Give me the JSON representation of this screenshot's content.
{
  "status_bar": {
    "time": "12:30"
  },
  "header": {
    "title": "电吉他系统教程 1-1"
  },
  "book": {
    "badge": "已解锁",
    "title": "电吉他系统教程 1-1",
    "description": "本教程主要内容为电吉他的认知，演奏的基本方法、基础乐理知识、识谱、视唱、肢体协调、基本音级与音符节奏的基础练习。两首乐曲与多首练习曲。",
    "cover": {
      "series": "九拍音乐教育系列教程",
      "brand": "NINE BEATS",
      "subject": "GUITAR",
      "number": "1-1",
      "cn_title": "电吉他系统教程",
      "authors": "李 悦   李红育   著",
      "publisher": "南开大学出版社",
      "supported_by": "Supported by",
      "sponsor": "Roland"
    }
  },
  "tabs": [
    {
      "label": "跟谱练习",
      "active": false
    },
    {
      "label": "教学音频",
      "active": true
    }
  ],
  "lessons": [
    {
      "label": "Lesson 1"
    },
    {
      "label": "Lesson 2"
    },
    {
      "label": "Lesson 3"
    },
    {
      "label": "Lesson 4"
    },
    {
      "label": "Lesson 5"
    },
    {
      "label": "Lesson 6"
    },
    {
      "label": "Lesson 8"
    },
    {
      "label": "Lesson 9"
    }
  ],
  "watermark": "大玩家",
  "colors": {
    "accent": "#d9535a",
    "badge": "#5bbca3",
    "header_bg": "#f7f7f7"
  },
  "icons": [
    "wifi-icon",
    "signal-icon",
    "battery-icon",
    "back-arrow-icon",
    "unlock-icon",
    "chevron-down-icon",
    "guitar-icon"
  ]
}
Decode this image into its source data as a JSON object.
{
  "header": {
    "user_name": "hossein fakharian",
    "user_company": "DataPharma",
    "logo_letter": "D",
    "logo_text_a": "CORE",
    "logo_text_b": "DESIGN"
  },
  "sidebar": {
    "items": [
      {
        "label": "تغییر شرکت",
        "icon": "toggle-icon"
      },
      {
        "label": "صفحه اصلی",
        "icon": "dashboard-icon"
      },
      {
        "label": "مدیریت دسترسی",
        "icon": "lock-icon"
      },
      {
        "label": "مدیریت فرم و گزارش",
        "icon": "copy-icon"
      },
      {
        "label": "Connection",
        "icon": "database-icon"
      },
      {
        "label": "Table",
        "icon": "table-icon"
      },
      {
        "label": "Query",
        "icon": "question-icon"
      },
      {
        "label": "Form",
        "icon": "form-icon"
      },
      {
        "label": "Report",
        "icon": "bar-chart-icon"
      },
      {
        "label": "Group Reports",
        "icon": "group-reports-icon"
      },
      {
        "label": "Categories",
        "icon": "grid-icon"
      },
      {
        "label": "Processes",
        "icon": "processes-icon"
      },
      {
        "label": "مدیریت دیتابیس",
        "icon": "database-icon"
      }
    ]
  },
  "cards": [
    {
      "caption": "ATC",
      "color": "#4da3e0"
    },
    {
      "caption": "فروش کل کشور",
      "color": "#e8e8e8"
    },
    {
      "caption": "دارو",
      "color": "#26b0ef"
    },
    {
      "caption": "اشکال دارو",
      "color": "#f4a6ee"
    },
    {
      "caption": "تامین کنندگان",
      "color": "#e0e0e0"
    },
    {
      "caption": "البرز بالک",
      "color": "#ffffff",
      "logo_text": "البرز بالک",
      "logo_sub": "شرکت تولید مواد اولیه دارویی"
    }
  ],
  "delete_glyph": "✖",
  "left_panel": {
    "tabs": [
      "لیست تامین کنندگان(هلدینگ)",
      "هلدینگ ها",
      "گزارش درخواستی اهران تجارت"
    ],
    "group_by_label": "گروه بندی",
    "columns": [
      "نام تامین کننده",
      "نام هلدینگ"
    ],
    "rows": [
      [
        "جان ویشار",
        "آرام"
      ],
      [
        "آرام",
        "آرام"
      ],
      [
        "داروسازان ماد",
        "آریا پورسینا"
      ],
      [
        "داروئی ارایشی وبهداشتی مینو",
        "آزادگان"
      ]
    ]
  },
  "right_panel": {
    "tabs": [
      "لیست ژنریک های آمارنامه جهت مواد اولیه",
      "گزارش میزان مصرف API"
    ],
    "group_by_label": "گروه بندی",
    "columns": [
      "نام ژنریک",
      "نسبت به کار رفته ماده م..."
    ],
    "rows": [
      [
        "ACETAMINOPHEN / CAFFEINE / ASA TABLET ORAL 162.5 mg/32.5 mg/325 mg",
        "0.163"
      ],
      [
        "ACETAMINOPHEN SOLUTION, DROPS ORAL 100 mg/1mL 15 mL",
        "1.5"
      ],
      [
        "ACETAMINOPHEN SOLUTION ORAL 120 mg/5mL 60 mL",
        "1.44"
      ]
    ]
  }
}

◆ **Short problem**
Using the listing above, work out how many of its lines include "ACETAMINOPHEN", and give only the result.

◆ **Task output**
3